* [MATERIAL SHOWN]:
━━━━━━━━━━━━━━━━━━━━━━━━━━━━━━

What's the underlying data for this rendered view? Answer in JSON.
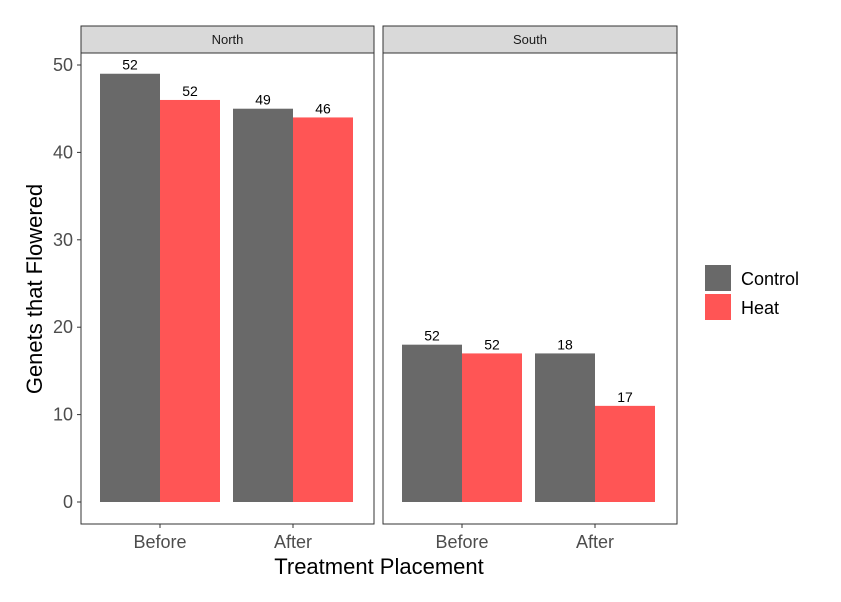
{
  "chart_data": {
    "type": "bar",
    "xlabel": "Treatment Placement",
    "ylabel": "Genets that Flowered",
    "ylim": [
      0,
      50
    ],
    "yticks": [
      0,
      10,
      20,
      30,
      40,
      50
    ],
    "categories": [
      "Before",
      "After"
    ],
    "colors": {
      "Control": "#696969",
      "Heat": "#ff5555"
    },
    "legend": {
      "placement": "right",
      "entries": [
        "Control",
        "Heat"
      ]
    },
    "grid": false,
    "facets": [
      {
        "label": "North",
        "series": [
          {
            "name": "Control",
            "values": [
              49,
              45
            ],
            "labels": [
              "52",
              "49"
            ]
          },
          {
            "name": "Heat",
            "values": [
              46,
              44
            ],
            "labels": [
              "52",
              "46"
            ]
          }
        ]
      },
      {
        "label": "South",
        "series": [
          {
            "name": "Control",
            "values": [
              18,
              17
            ],
            "labels": [
              "52",
              "18"
            ]
          },
          {
            "name": "Heat",
            "values": [
              17,
              11
            ],
            "labels": [
              "52",
              "17"
            ]
          }
        ]
      }
    ]
  }
}
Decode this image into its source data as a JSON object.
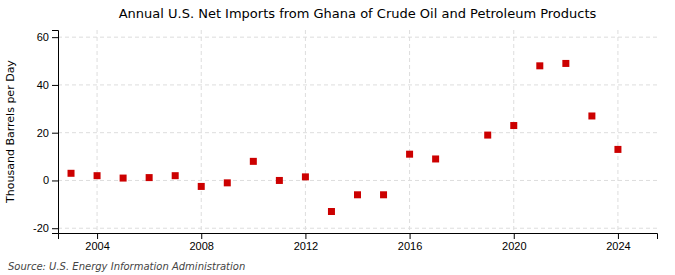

━━━━━━━━━━━━━━━━━━━━━━━━━━━━━━

* [TASK]:
Repeat the data exactly, without the pictures.

* [COMPLETED EXERCISE]:
What's the underlying data for this rendered view? Answer in JSON.
{
  "chart_data": {
    "type": "bar",
    "xlabel": "Treatment Placement",
    "ylabel": "Genets that Flowered",
    "ylim": [
      0,
      50
    ],
    "yticks": [
      0,
      10,
      20,
      30,
      40,
      50
    ],
    "categories": [
      "Before",
      "After"
    ],
    "colors": {
      "Control": "#696969",
      "Heat": "#ff5555"
    },
    "legend": {
      "placement": "right",
      "entries": [
        "Control",
        "Heat"
      ]
    },
    "grid": false,
    "facets": [
      {
        "label": "North",
        "series": [
          {
            "name": "Control",
            "values": [
              49,
              45
            ],
            "labels": [
              "52",
              "49"
            ]
          },
          {
            "name": "Heat",
            "values": [
              46,
              44
            ],
            "labels": [
              "52",
              "46"
            ]
          }
        ]
      },
      {
        "label": "South",
        "series": [
          {
            "name": "Control",
            "values": [
              18,
              17
            ],
            "labels": [
              "52",
              "18"
            ]
          },
          {
            "name": "Heat",
            "values": [
              17,
              11
            ],
            "labels": [
              "52",
              "17"
            ]
          }
        ]
      }
    ]
  }
}
Decode this image into its source data as a JSON object.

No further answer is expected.